* [What you will do] Output all entries verbatim. Skip pictures.

* [Available records]
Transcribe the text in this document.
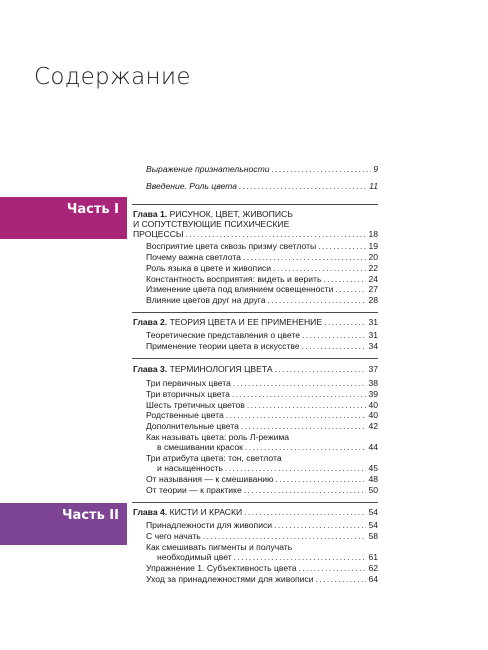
Содержание
Часть I
Часть II
Выражение признательности .....	9
Введение. Роль цвета .....	11
Глава 1. РИСУНОК, ЦВЕТ, ЖИВОПИСЬ
И СОПУТСТВУЮЩИЕ ПСИХИЧЕСКИЕ
ПРОЦЕССЫ .....	18
Восприятие цвета сквозь призму светлоты .....	19
Почему важна светлота .....	20
Роль языка в цвете и живописи .....	22
Константность восприятия: видеть и верить .....	24
Изменение цвета под влиянием освещенности .....	27
Влияние цветов друг на друга .....	28
Глава 2. ТЕОРИЯ ЦВЕТА И ЕЕ ПРИМЕНЕНИЕ .....	31
Теоретические представления о цвете .....	31
Применение теории цвета в искусстве .....	34
Глава 3. ТЕРМИНОЛОГИЯ ЦВЕТА .....	37
Три первичных цвета .....	38
Три вторичных цвета .....	39
Шесть третичных цветов .....	40
Родственные цвета .....	40
Дополнительные цвета .....	42
Как называть цвета: роль Л-режима
в смешивании красок .....	44
Три атрибута цвета: тон, светлота
и насыщенность .....	45
От называния — к смешиванию .....	48
От теории — к практике .....	50
Глава 4. КИСТИ И КРАСКИ .....	54
Принадлежности для живописи .....	54
С чего начать .....	58
Как смешивать пигменты и получать
необходимый цвет .....	61
Упражнение 1. Субъективность цвета .....	62
Уход за принадлежностями для живописи .....	64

* [Full output]
Transcribe the text in this document.
Содержание
Часть I
Часть II
Выражение признательности .....	9
Введение. Роль цвета .....	11
Глава 1. РИСУНОК, ЦВЕТ, ЖИВОПИСЬ
И СОПУТСТВУЮЩИЕ ПСИХИЧЕСКИЕ
ПРОЦЕССЫ .....	18
Восприятие цвета сквозь призму светлоты .....	19
Почему важна светлота .....	20
Роль языка в цвете и живописи .....	22
Константность восприятия: видеть и верить .....	24
Изменение цвета под влиянием освещенности .....	27
Влияние цветов друг на друга .....	28
Глава 2. ТЕОРИЯ ЦВЕТА И ЕЕ ПРИМЕНЕНИЕ .....	31
Теоретические представления о цвете .....	31
Применение теории цвета в искусстве .....	34
Глава 3. ТЕРМИНОЛОГИЯ ЦВЕТА .....	37
Три первичных цвета .....	38
Три вторичных цвета .....	39
Шесть третичных цветов .....	40
Родственные цвета .....	40
Дополнительные цвета .....	42
Как называть цвета: роль Л-режима
в смешивании красок .....	44
Три атрибута цвета: тон, светлота
и насыщенность .....	45
От называния — к смешиванию .....	48
От теории — к практике .....	50
Глава 4. КИСТИ И КРАСКИ .....	54
Принадлежности для живописи .....	54
С чего начать .....	58
Как смешивать пигменты и получать
необходимый цвет .....	61
Упражнение 1. Субъективность цвета .....	62
Уход за принадлежностями для живописи .....	64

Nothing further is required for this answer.